*Work instructions*: Look through the data for the string "PhiS". Copy every line where it is found.

*Provided entries*:
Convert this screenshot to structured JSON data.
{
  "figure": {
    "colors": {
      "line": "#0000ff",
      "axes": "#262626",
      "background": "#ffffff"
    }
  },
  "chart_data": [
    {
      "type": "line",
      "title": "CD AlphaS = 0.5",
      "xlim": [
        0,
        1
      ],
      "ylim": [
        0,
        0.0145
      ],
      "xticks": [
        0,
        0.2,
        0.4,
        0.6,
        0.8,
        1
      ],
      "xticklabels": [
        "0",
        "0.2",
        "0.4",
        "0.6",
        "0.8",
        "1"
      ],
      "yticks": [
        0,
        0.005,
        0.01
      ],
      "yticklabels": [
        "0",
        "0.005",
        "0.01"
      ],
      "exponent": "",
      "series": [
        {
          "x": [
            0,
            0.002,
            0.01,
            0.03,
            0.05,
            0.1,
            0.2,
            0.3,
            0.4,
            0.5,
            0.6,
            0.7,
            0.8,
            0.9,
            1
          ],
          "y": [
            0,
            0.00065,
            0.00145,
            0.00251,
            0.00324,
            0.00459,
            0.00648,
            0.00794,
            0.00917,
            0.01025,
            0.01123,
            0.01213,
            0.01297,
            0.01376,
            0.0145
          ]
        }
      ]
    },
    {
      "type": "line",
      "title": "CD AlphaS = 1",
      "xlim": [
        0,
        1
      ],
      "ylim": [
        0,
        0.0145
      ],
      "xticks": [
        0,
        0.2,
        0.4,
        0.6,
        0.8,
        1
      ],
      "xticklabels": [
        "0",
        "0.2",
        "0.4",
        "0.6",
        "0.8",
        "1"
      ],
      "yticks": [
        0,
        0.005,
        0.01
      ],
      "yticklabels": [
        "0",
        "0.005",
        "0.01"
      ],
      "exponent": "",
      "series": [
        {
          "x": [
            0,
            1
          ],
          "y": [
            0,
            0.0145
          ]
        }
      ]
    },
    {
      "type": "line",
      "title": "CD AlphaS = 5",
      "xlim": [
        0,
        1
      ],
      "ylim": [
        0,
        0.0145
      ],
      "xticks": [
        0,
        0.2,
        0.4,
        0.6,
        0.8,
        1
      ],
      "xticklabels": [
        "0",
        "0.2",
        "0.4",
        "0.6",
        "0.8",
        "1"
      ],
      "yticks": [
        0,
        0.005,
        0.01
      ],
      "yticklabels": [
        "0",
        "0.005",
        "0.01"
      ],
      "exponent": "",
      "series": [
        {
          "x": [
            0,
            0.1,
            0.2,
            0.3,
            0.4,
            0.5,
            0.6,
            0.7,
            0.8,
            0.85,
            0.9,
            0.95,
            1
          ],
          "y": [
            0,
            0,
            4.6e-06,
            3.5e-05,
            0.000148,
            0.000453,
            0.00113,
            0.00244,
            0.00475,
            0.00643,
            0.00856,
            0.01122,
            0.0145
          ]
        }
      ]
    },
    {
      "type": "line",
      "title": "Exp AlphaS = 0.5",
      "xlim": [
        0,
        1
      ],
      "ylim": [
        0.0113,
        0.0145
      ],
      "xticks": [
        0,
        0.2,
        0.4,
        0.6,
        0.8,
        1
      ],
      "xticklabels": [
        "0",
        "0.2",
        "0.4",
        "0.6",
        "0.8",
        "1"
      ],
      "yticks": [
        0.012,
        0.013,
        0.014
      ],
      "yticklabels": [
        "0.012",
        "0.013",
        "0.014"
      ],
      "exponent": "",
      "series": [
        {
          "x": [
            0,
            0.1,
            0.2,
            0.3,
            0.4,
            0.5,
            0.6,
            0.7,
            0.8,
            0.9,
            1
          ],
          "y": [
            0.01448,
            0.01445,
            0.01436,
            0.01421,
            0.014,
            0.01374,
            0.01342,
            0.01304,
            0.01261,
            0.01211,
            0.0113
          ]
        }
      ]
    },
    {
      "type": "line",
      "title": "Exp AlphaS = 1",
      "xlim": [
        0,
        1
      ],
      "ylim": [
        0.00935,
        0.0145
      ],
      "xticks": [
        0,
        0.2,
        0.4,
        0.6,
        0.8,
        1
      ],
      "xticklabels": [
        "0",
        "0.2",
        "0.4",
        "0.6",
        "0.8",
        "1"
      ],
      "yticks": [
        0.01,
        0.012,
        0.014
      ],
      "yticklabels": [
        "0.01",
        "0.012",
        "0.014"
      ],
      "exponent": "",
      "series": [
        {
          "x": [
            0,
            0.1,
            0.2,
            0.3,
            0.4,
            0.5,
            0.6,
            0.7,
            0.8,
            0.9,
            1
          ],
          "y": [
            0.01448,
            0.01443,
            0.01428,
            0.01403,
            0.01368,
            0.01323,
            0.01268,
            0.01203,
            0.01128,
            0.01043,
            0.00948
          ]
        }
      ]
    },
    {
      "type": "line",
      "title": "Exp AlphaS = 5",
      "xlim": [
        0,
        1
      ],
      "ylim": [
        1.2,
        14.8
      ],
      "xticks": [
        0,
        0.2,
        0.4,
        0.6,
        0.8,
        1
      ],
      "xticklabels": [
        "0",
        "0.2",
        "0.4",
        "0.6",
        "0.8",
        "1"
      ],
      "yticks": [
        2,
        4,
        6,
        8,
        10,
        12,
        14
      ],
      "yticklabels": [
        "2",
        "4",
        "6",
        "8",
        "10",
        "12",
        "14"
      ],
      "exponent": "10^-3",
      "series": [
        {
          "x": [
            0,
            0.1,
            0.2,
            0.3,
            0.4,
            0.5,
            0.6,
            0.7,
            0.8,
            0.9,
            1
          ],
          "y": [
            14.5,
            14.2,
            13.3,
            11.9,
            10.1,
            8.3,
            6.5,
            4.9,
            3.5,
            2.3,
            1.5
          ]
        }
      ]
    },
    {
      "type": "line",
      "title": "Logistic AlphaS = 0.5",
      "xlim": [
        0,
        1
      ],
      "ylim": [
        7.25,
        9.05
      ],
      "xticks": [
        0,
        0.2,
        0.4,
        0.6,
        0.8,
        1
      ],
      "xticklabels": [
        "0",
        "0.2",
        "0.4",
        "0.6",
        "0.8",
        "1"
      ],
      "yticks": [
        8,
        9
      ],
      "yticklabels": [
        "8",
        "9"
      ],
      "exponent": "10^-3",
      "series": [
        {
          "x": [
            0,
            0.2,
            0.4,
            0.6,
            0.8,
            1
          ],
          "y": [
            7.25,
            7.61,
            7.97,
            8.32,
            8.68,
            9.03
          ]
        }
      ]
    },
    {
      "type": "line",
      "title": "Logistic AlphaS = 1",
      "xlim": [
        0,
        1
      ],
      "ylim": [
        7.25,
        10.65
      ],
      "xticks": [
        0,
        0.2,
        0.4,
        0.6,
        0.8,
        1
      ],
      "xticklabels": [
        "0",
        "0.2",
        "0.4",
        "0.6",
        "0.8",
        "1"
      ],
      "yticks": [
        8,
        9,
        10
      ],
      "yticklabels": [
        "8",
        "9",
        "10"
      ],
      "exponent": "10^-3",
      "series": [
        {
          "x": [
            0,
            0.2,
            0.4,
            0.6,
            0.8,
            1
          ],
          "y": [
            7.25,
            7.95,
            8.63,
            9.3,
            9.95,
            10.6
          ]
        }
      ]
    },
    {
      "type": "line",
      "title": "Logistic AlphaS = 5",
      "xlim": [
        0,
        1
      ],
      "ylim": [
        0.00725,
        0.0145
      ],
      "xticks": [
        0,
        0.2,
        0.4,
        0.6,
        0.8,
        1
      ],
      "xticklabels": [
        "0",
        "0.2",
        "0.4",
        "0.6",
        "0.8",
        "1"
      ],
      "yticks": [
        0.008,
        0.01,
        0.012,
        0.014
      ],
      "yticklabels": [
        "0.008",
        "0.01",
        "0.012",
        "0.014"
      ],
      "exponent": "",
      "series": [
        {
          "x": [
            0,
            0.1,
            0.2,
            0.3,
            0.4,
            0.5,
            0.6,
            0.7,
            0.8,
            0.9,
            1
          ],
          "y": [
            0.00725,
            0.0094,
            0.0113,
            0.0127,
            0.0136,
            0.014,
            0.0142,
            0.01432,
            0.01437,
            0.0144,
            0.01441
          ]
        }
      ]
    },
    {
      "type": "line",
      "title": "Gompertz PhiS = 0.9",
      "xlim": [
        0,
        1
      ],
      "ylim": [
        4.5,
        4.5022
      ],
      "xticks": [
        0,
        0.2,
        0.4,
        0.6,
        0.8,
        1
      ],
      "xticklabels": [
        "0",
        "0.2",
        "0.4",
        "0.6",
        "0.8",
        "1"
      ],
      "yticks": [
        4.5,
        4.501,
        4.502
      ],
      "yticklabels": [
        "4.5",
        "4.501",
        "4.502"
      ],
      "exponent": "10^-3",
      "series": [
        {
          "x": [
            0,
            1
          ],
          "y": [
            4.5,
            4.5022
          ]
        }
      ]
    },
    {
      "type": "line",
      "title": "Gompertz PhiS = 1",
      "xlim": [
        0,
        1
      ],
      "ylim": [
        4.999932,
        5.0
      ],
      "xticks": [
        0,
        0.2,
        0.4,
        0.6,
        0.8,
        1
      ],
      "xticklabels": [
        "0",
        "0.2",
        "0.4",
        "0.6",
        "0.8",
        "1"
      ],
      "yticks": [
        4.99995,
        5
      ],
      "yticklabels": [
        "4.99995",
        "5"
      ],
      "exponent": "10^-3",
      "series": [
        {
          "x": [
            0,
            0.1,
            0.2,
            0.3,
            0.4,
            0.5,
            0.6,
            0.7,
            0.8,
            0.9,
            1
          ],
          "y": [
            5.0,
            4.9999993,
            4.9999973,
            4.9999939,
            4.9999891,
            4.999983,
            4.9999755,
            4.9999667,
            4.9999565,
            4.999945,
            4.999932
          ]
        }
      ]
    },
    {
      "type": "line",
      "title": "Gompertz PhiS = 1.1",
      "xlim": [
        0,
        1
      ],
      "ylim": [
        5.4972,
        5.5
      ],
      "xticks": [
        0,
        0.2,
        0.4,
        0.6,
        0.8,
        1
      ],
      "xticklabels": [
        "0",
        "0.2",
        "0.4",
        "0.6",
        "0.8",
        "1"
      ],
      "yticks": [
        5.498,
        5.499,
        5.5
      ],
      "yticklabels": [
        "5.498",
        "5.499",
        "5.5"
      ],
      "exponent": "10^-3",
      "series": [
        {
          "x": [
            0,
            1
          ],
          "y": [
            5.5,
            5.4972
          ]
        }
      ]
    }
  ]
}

*Task solution*:
      "title": "Gompertz PhiS = 0.9",
      "title": "Gompertz PhiS = 1",
      "title": "Gompertz PhiS = 1.1",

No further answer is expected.